Reproduce word for word the passage of the Picton results report below, starting at the words "Strategic review process" and stopping after "the same date.".

**Supplied text**
--- Begin ---
Director, Financials. Property and Insurance

| Year end | Net rental income (£m) | EPRA earnings (£m) | EPRA EPS (p) | DPS (p) | NAV/share (£) | Yield (%) | P/NAV (x) |
|---|---|---|---|---|---|---|---|
| 3/23 | 36.3 | 21.3 | 3.9 | 3.50 | 1.00 | 5.0 | 0.70 |
| 3/24 | 37.9 | 21.7 | 4.0 | 3.55 | 0.96 | 5.1 | 0.73 |
| 3/25 | 37.7 | 22.9 | 4.2 | 3.70 | 1.00 | 5.3 | 0.70 |
| 3/26e | 35.8 | 20.9 | 4.0 | 3.80 | 1.02 | 5.4 | 0.69 |
Significant reversionary opportunity
NAV per share increased 2% to 102p, driven by property revaluation gains and accretive buybacks. DPS of 3.8p was 2.7% higher and was 103% covered by EPRA EPS, which nonetheless reduced to 4.0p versus 4.2p in FY25. With administrative and financial costs held flat, lower EPRA earnings were the result of a decline in net property income, primarily reflecting increased vacancy despite strong leasing activity and offsetting reversionary capture. The reduction in EPRA occupancy to 84% (end-FY25: 94%) primarily reflects two key industrial lease events and office space taken back and under refurbishment. With an end-FY26 estimated rental value (ERV) that is £13.2m above contracted rent, there is a strong opportunity to increase income through leasing vacant space (£8.8m) and capturing rent reversion to market (£4.4m) through leasing events. Management notes that most of the vacancy is short-term and relates to assets under refurbishment and reports positive leasing interest in vacant space across all sectors. Proposals have been made or negotiations are ongoing on more than £5m of ERV.
Strategic review process ongoing
The strategic review and sale process initiated by Picton in January 2026, to explore options to maximise value for shareholders, is ongoing. In May, Picton received a non-binding indicative all-share offer from LondonMetric and Schroder Real Estate Investment Trust, acting as a consortium, the terms of which can be seen at the end of this report. The consortium is yet to make a firm offer for Picton, but on 16 June it announced that it had progressed confirmatory due diligence. Based on closing share prices as at 15 June, the terms of the proposed offer represented a value of £396m for Picton or 76.9p per share, a 9.0% premium to the closing share price of Picton at the same date.
--- End ---
**Listing**
--- Begin ---
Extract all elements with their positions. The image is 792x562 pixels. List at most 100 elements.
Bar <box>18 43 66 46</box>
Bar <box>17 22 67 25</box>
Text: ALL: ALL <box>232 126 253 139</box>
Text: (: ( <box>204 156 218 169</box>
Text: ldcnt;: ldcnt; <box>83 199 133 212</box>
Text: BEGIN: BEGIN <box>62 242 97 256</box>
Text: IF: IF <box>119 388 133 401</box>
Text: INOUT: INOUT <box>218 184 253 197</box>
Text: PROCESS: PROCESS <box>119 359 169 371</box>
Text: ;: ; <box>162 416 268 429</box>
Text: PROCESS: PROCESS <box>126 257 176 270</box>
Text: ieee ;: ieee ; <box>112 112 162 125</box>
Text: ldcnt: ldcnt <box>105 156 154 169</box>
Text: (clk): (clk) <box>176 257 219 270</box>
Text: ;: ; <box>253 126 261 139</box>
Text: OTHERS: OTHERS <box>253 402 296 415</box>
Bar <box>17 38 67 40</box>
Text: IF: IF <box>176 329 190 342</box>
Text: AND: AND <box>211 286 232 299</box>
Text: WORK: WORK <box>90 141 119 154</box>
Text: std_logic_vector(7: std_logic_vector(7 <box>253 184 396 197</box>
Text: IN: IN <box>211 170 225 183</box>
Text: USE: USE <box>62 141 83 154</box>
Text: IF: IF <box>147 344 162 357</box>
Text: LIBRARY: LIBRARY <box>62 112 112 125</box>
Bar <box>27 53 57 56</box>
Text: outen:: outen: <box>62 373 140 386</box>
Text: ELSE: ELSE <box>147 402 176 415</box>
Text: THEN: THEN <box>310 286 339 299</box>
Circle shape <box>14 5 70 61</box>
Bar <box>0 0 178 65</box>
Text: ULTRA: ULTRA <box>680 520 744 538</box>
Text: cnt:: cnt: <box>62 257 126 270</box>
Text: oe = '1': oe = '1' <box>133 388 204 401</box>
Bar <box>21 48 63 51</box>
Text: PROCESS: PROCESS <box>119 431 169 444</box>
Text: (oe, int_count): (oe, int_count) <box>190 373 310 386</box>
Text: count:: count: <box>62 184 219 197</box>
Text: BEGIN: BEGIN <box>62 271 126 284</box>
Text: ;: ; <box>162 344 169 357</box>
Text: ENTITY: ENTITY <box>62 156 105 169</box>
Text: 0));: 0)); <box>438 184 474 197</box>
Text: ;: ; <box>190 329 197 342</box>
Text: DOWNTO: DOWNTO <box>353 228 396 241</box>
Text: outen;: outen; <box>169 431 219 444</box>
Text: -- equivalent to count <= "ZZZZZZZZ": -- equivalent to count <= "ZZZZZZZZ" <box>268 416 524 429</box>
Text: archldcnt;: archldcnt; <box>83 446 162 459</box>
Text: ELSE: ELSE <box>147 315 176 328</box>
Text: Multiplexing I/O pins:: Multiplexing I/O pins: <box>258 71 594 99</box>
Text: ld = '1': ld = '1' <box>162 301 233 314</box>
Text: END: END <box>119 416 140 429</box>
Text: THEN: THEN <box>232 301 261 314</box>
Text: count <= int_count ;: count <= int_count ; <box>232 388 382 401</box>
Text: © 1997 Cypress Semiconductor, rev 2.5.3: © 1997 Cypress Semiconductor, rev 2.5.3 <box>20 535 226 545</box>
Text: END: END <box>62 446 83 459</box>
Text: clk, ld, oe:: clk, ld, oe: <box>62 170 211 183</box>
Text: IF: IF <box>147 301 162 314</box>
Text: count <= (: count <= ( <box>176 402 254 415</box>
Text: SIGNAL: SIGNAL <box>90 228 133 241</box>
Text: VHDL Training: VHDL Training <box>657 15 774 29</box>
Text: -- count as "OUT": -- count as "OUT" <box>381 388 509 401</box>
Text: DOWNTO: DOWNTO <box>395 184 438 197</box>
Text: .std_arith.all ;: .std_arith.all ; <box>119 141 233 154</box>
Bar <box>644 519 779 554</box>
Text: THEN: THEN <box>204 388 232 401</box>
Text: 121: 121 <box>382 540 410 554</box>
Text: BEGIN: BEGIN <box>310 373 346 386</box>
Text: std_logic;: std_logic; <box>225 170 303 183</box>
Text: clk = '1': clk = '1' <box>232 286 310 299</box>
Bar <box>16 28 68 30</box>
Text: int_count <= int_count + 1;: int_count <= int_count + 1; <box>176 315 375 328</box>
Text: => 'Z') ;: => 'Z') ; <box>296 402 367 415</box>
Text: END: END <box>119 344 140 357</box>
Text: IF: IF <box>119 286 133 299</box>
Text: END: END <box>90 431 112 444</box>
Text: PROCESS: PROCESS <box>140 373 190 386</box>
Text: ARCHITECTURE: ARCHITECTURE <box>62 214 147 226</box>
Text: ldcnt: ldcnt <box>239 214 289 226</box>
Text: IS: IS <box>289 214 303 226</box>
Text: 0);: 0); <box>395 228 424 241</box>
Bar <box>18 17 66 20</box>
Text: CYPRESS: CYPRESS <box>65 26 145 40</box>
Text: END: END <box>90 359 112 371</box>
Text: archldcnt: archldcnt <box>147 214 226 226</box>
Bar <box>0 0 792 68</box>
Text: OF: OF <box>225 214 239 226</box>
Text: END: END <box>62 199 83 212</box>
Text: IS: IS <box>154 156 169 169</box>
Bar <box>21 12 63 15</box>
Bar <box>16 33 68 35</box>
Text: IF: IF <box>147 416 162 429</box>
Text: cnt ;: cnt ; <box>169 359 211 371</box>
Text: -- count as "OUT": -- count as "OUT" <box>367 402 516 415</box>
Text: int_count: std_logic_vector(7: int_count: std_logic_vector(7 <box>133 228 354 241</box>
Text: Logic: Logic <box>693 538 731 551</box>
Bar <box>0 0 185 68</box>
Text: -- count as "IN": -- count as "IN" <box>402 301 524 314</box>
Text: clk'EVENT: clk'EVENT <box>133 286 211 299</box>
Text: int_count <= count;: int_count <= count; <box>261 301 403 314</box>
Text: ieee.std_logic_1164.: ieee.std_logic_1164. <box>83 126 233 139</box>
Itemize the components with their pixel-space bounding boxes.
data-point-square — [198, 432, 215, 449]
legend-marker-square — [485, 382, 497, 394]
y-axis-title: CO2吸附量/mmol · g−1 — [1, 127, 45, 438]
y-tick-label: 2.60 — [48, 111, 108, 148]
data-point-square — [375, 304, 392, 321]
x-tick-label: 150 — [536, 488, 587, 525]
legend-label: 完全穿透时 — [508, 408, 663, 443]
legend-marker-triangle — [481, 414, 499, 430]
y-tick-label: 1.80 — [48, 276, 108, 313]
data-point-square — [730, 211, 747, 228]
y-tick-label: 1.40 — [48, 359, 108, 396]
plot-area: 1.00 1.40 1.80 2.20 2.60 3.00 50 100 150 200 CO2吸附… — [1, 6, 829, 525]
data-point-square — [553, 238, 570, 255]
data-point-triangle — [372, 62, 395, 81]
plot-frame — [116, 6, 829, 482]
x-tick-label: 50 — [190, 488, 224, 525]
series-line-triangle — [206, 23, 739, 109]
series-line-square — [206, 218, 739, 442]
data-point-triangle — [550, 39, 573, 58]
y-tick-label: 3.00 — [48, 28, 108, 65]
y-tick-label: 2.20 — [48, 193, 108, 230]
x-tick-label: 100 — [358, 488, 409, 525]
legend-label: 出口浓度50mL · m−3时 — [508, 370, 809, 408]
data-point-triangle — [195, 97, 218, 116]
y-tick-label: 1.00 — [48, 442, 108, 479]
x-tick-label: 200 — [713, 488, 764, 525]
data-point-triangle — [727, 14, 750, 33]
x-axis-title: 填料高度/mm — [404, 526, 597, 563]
--- End ---
**Answer below**
Strategic review process ongoing
The strategic review and sale process initiated by Picton in January 2026, to explore options to maximise value for shareholders, is ongoing. In May, Picton received a non-binding indicative all-share offer from LondonMetric and Schroder Real Estate Investment Trust, acting as a consortium, the terms of which can be seen at the end of this report. The consortium is yet to make a firm offer for Picton, but on 16 June it announced that it had progressed confirmatory due diligence. Based on closing share prices as at 15 June, the terms of the proposed offer represented a value of £396m for Picton or 76.9p per share, a 9.0% premium to the closing share price of Picton at the same date.